§ Exercise goal
In the material below, the lines containing the word "Tammy" are required; copy each of them.

(Data entries)
BEGIN
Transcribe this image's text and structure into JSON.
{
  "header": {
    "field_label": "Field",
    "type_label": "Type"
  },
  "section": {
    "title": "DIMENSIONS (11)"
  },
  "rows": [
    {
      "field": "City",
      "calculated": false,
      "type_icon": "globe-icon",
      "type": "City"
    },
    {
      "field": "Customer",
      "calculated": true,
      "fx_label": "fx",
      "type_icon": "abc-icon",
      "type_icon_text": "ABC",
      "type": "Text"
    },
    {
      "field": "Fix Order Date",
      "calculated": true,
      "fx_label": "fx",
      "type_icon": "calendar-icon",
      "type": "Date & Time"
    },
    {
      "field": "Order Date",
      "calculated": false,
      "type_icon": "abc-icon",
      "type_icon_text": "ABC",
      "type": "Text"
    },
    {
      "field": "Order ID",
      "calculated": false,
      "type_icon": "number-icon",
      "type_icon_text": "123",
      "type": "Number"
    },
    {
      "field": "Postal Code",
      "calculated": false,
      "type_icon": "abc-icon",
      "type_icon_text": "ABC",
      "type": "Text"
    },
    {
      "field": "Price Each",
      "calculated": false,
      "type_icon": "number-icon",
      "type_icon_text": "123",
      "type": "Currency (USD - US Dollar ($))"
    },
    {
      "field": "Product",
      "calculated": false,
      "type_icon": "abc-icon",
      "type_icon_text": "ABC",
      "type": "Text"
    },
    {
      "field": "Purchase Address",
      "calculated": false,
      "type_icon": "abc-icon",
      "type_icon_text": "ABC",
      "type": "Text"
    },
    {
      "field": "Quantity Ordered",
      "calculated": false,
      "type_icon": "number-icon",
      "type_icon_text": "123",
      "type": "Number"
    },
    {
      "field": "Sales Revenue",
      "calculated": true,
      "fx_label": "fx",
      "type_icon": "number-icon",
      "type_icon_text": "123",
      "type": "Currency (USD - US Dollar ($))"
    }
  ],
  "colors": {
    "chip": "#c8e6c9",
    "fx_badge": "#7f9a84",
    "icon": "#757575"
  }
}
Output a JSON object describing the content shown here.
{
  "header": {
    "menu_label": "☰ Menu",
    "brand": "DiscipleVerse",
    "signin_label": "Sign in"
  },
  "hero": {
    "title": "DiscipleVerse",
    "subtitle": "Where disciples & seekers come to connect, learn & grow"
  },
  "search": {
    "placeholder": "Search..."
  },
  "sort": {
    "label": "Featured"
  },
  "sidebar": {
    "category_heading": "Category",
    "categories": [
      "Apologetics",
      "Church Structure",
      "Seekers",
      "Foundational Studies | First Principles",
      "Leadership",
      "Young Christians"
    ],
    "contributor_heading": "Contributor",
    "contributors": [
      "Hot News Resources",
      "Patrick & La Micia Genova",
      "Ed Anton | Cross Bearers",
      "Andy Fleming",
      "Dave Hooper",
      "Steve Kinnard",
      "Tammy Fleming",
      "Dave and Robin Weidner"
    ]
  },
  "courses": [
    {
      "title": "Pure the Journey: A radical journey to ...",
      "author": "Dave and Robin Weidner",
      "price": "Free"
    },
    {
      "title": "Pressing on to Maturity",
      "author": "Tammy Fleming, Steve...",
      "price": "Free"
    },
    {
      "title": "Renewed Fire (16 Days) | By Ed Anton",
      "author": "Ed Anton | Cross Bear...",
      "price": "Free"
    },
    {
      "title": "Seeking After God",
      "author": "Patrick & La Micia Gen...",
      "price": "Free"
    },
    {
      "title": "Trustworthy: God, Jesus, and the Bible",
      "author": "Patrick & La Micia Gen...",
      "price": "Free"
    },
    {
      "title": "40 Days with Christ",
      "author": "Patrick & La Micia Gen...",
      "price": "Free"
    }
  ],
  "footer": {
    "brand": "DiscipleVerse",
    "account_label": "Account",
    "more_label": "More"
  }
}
END
§ Answer for the task
      "Tammy Fleming",
      "author": "Tammy Fleming, Steve...",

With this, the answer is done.